-- START DATA TO USE --

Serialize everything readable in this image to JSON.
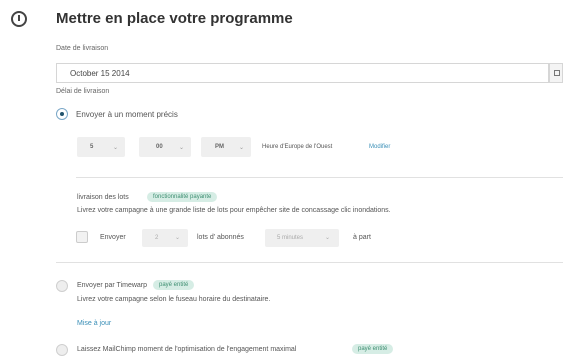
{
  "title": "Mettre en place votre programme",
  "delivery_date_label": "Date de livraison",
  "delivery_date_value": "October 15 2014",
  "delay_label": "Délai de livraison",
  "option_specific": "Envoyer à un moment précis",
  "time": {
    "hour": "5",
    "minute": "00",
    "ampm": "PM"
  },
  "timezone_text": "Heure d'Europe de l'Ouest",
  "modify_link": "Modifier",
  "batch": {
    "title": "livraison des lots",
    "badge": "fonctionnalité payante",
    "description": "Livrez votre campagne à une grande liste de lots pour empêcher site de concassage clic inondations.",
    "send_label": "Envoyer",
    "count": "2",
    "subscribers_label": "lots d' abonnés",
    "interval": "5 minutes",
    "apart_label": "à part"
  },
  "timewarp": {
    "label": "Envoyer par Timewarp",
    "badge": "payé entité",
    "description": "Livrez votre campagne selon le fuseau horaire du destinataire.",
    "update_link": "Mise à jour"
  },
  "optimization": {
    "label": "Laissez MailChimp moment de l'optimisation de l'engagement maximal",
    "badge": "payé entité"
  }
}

-- END DATA TO USE --
-- START DATA TO USE --

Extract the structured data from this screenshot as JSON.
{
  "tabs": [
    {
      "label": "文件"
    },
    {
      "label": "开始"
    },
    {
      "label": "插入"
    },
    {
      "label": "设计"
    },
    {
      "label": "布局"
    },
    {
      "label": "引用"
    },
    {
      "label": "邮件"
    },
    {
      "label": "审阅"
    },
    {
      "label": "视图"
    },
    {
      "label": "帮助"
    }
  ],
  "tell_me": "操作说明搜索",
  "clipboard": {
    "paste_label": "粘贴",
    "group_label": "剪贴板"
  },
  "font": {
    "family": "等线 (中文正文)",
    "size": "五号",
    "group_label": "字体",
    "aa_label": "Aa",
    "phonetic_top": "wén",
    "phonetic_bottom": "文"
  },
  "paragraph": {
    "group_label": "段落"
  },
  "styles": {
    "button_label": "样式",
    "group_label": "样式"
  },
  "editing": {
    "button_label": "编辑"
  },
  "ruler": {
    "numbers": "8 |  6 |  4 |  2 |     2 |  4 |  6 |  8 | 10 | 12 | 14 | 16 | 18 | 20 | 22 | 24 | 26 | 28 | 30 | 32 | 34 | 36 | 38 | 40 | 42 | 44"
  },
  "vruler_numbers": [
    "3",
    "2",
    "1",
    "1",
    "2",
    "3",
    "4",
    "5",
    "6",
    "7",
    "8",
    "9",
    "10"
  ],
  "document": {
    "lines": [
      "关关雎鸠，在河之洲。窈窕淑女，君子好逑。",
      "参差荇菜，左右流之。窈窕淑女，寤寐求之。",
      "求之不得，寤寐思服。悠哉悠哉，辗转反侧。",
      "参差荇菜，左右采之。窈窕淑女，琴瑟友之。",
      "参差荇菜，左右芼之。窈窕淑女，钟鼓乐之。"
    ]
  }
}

-- END DATA TO USE --

#### CHALLENGE:
Go through the entries above and pull out each line with "payé" in it.

#### CORRECT ANSWER:
    "badge": "payé entité",
    "badge": "payé entité"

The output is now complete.